● **Required task**:
Below are the records; locate each line with the word "الذهبي" and copy it.

● **Exercise inputs**:
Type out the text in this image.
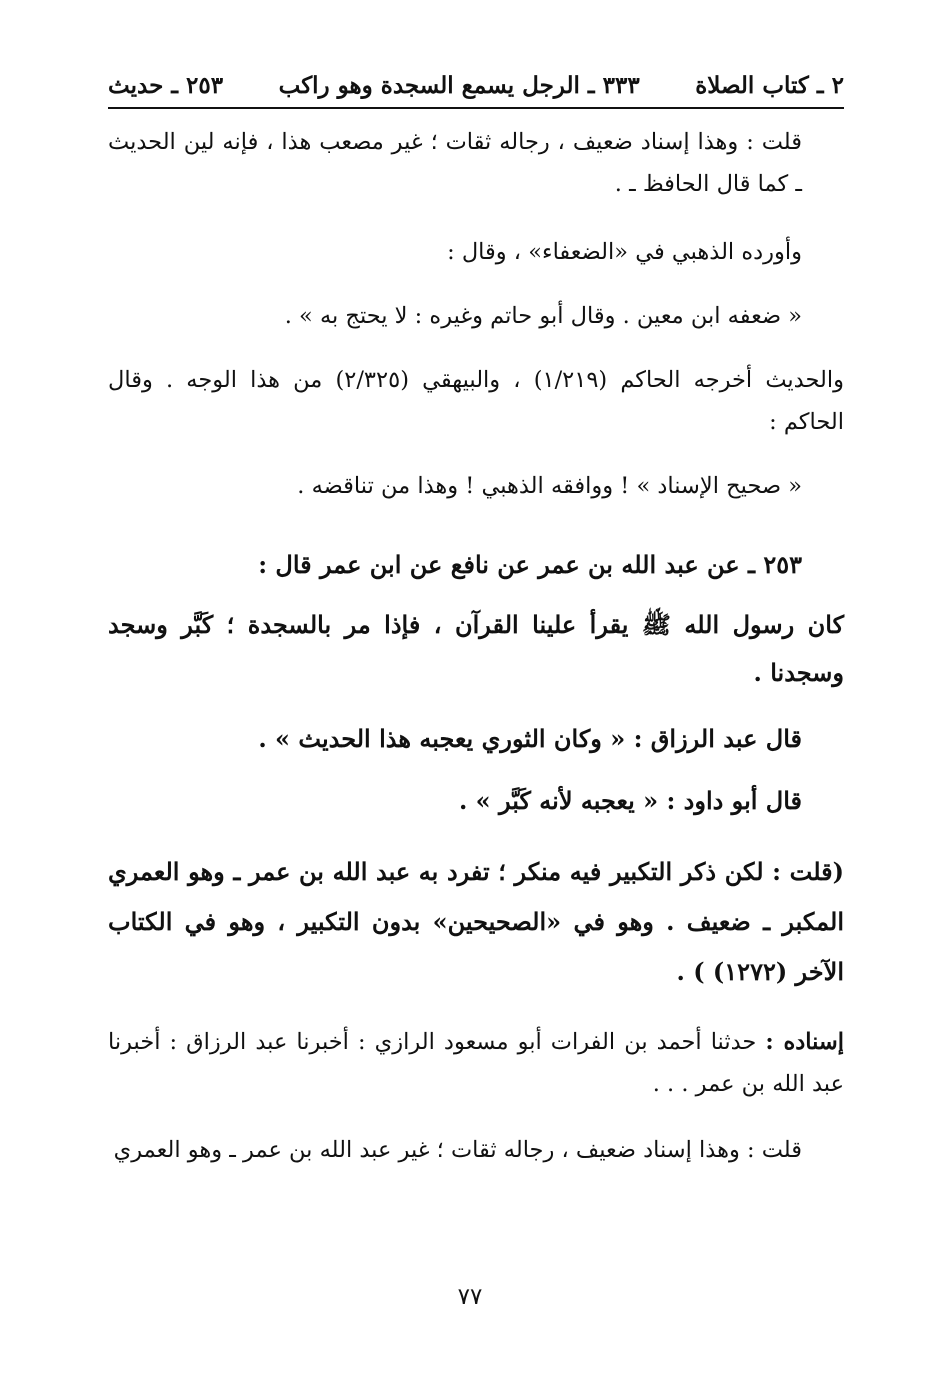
٢ ـ كتاب الصلاة
٣٣٣ ـ الرجل يسمع السجدة وهو راكب
٢٥٣ ـ حديث

قلت : وهذا إسناد ضعيف ، رجاله ثقات ؛ غير مصعب هذا ، فإنه لين الحديث ـ كما قال الحافظ ـ .

وأورده الذهبي في «الضعفاء» ، وقال :

« ضعفه ابن معين . وقال أبو حاتم وغيره : لا يحتج به » .

والحديث أخرجه الحاكم (١/٢١٩) ، والبيهقي (٢/٣٢٥) من هذا الوجه . وقال الحاكم :

« صحيح الإسناد » ! ووافقه الذهبي ! وهذا من تناقضه .

٢٥٣ ـ عن عبد الله بن عمر عن نافع عن ابن عمر قال :

كان رسول الله ﷺ يقرأ علينا القرآن ، فإذا مر بالسجدة ؛ كَبَّر وسجد وسجدنا .

قال عبد الرزاق : « وكان الثوري يعجبه هذا الحديث » .

قال أبو داود : « يعجبه لأنه كَبَّر » .

(قلت : لكن ذكر التكبير فيه منكر ؛ تفرد به عبد الله بن عمر ـ وهو العمري المكبر ـ ضعيف . وهو في «الصحيحين» بدون التكبير ، وهو في الكتاب الآخر (١٢٧٢) ) .

إسناده : حدثنا أحمد بن الفرات أبو مسعود الرازي : أخبرنا عبد الرزاق : أخبرنا عبد الله بن عمر . . .

قلت : وهذا إسناد ضعيف ، رجاله ثقات ؛ غير عبد الله بن عمر ـ وهو العمري

٧٧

● **The reply**:
وأورده الذهبي في «الضعفاء» ، وقال :
« صحيح الإسناد » ! ووافقه الذهبي ! وهذا من تناقضه .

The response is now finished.